Records for the exercise

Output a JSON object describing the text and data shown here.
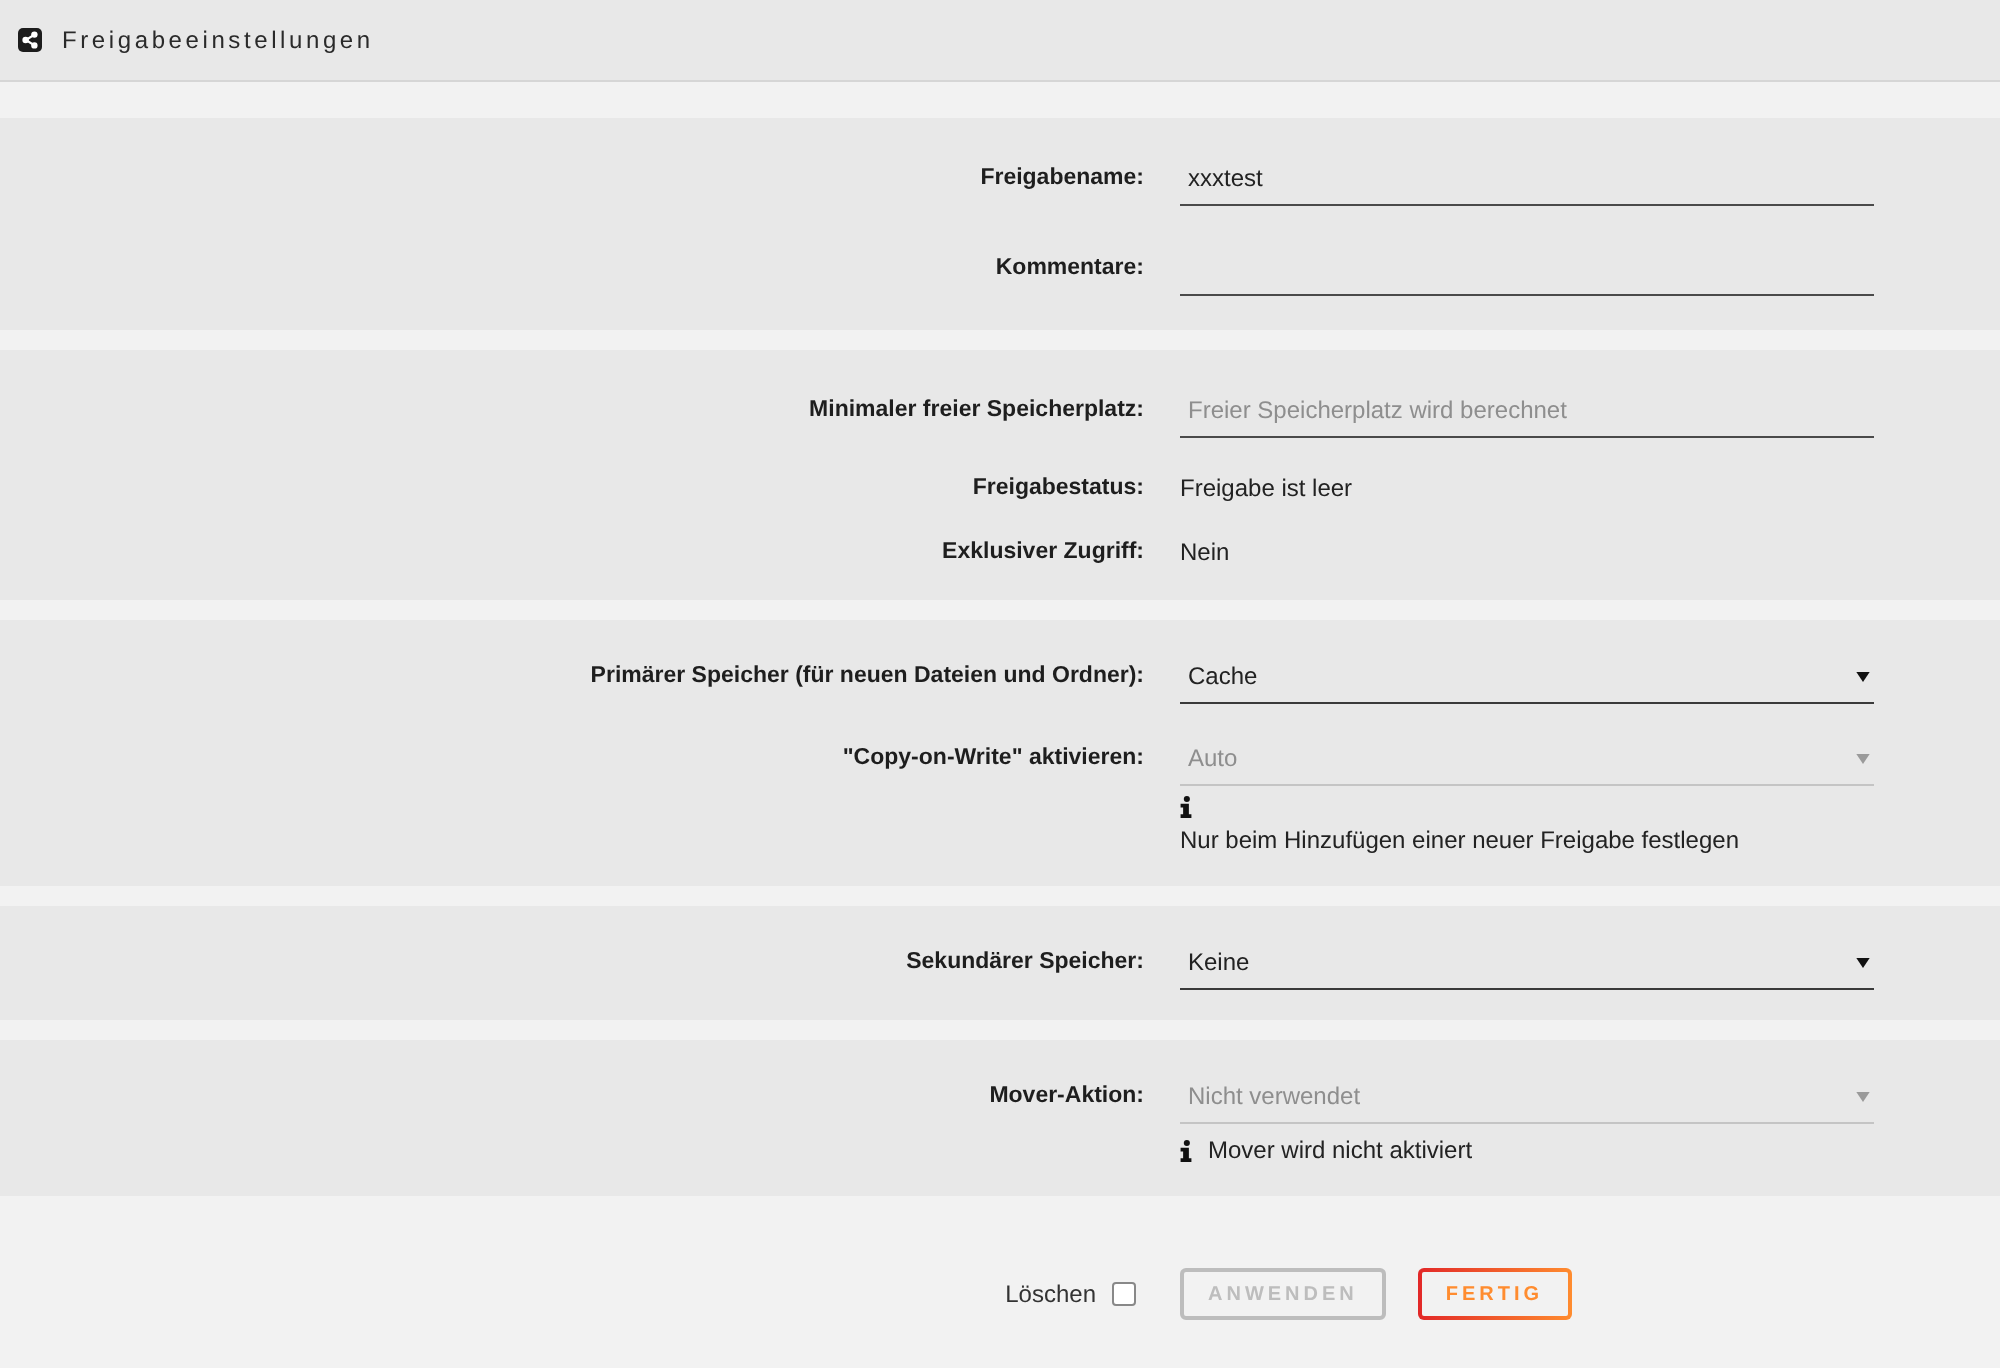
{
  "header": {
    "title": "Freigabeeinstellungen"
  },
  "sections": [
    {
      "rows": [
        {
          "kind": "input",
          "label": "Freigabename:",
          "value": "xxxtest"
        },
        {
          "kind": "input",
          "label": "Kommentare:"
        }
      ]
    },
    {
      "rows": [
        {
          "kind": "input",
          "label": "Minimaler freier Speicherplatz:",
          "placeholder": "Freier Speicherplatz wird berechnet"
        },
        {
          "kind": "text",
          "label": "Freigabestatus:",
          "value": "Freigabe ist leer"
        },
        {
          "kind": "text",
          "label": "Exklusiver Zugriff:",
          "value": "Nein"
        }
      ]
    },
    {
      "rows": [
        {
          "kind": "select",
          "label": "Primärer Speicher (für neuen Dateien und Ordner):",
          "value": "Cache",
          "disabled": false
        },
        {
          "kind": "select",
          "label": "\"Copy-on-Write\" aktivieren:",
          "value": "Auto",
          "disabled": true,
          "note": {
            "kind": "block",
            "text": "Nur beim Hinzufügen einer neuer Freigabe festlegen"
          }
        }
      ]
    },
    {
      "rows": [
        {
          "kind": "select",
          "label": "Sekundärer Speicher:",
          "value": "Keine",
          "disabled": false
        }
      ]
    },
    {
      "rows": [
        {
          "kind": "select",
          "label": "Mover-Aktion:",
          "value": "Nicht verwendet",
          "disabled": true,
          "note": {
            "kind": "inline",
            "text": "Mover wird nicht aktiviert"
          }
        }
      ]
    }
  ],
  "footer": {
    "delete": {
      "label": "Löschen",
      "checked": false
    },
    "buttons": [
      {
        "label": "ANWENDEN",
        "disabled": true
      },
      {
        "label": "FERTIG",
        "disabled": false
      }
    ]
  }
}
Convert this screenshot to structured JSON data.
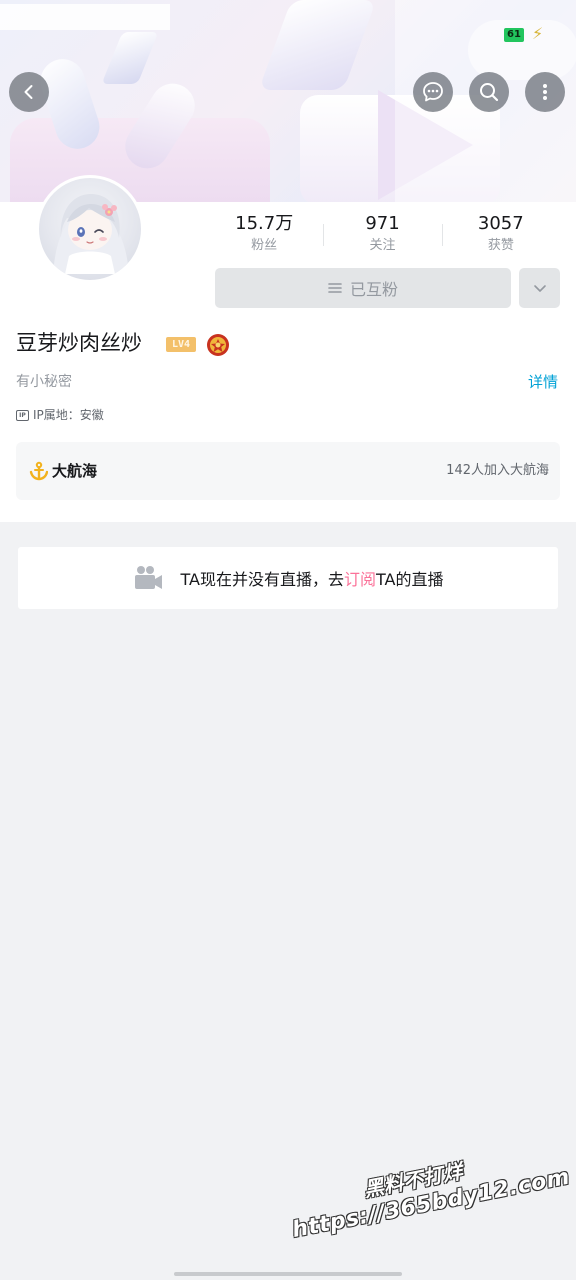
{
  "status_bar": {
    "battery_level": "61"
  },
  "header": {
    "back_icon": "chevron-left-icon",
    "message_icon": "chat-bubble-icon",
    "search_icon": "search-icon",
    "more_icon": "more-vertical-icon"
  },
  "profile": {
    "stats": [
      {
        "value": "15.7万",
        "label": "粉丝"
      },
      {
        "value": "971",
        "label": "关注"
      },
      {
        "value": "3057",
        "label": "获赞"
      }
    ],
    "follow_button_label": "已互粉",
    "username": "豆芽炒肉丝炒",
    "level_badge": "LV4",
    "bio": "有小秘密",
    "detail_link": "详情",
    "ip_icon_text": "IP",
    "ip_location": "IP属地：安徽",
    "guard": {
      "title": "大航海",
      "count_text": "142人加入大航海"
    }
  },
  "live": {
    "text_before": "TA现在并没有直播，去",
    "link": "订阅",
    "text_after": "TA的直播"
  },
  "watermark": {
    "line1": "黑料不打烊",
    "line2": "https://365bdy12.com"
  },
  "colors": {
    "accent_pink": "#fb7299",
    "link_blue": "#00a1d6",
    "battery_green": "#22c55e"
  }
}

...

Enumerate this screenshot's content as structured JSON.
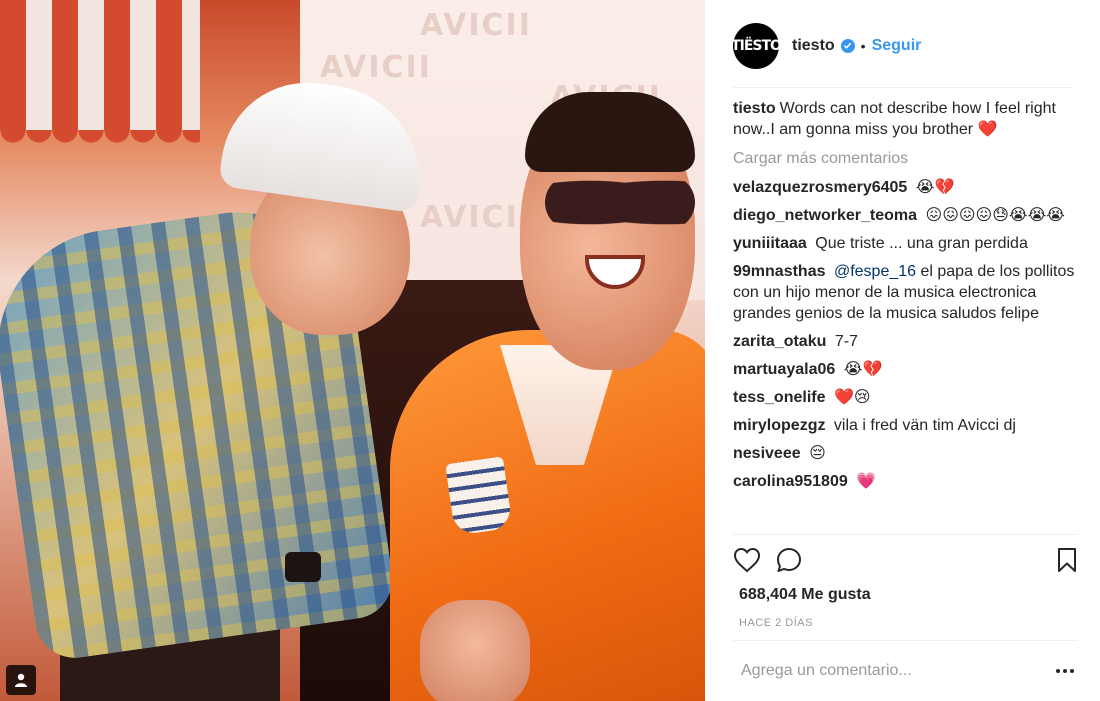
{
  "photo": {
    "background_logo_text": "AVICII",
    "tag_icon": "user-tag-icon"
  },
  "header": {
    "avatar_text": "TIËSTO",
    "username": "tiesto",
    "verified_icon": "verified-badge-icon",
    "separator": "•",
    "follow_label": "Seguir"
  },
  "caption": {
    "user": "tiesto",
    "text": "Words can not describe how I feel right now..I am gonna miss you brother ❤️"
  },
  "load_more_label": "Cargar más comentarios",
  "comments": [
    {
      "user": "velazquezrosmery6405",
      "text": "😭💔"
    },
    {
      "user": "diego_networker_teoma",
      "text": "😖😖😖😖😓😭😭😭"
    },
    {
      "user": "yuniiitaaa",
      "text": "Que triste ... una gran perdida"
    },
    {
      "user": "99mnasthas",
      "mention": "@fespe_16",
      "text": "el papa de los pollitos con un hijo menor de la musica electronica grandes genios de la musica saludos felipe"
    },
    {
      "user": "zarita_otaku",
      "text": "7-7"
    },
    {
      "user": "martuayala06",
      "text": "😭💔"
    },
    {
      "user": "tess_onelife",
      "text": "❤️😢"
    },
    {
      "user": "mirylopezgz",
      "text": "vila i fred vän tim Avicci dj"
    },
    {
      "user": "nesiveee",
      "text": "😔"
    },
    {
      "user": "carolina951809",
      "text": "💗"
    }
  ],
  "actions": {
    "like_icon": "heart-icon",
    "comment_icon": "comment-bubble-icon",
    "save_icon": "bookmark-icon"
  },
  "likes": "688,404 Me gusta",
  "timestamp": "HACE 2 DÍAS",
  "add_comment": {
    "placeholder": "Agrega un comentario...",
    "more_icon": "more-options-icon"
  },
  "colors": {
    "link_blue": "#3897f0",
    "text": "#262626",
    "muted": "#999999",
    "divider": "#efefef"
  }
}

---

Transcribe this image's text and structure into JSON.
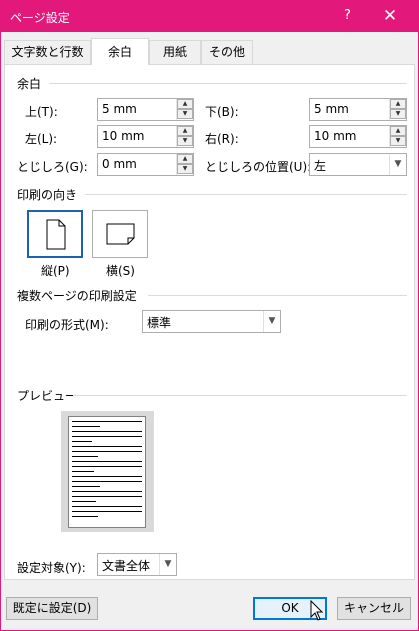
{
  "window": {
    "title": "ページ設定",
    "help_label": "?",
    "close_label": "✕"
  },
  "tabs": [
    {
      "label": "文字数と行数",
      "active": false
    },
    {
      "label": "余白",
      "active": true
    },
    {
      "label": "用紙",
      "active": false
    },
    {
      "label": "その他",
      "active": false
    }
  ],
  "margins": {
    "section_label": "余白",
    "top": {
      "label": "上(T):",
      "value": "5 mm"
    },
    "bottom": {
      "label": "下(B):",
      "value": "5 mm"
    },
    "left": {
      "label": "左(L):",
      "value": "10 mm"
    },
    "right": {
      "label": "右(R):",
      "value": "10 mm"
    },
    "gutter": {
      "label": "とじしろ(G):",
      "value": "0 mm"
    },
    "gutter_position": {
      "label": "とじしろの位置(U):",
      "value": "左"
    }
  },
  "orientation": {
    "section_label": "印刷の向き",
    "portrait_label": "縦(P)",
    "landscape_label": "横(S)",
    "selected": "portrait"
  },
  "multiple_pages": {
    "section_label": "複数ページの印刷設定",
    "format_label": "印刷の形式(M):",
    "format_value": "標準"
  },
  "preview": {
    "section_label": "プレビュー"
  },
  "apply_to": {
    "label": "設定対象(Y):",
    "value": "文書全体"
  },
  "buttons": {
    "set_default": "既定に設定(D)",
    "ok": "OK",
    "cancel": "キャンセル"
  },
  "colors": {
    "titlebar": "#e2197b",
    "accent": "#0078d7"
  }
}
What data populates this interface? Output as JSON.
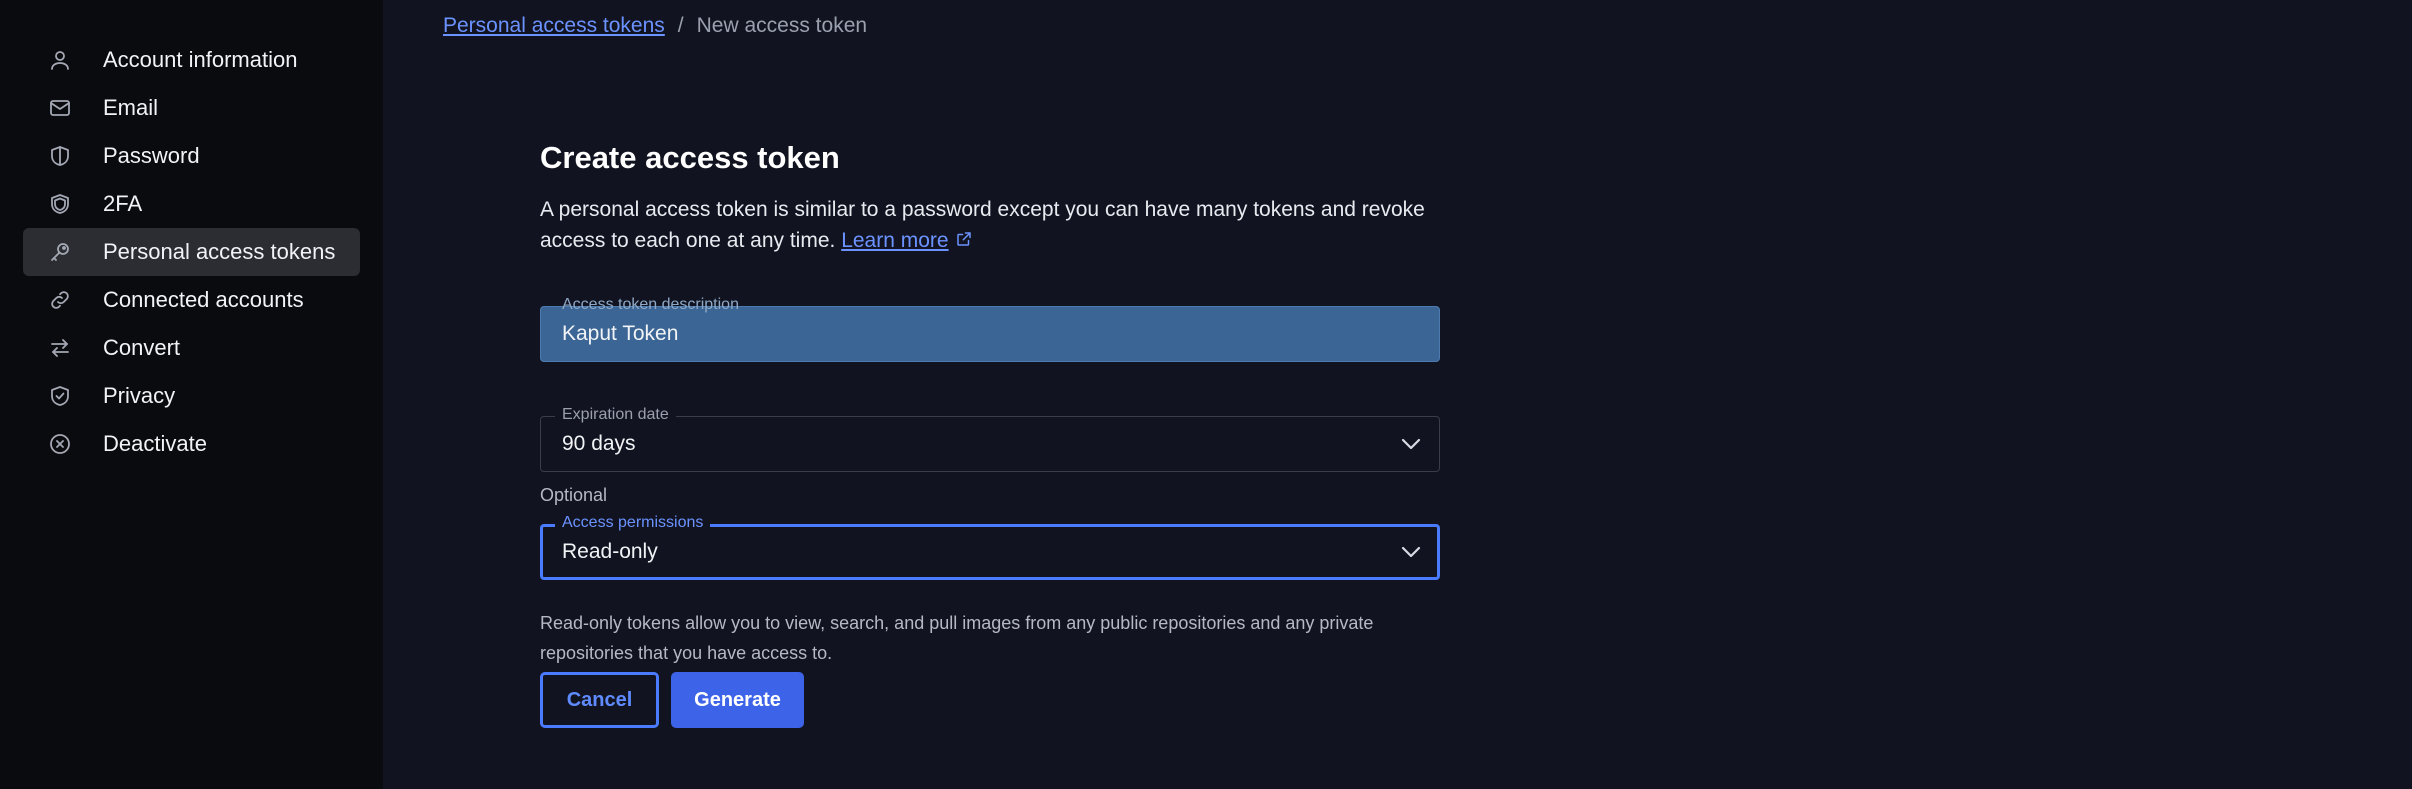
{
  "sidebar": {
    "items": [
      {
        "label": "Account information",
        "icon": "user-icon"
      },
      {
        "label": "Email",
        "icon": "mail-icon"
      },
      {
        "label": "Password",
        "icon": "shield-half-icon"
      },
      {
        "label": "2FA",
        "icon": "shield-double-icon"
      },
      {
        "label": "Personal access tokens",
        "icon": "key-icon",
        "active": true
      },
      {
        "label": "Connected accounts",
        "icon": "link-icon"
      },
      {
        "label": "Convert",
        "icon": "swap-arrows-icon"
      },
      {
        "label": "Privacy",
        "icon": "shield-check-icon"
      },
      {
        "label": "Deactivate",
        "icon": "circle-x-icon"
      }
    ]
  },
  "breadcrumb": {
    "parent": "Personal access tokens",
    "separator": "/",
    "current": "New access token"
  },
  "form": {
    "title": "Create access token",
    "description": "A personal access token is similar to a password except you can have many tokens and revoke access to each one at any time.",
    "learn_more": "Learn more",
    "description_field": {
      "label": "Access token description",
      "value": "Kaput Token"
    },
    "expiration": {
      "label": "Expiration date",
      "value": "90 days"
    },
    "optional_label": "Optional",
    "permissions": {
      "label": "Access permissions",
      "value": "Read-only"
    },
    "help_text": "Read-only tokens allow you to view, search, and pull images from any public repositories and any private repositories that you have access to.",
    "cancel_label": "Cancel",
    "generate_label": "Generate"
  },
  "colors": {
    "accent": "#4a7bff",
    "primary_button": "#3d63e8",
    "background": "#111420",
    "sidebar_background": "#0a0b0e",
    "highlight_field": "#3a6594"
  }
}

Exercise directions
All lines above containing the string "true" are to be collected.

Reply
          "disabled": true,
          "disabled": true,
        "disabled": true
      "active": true
        "active": true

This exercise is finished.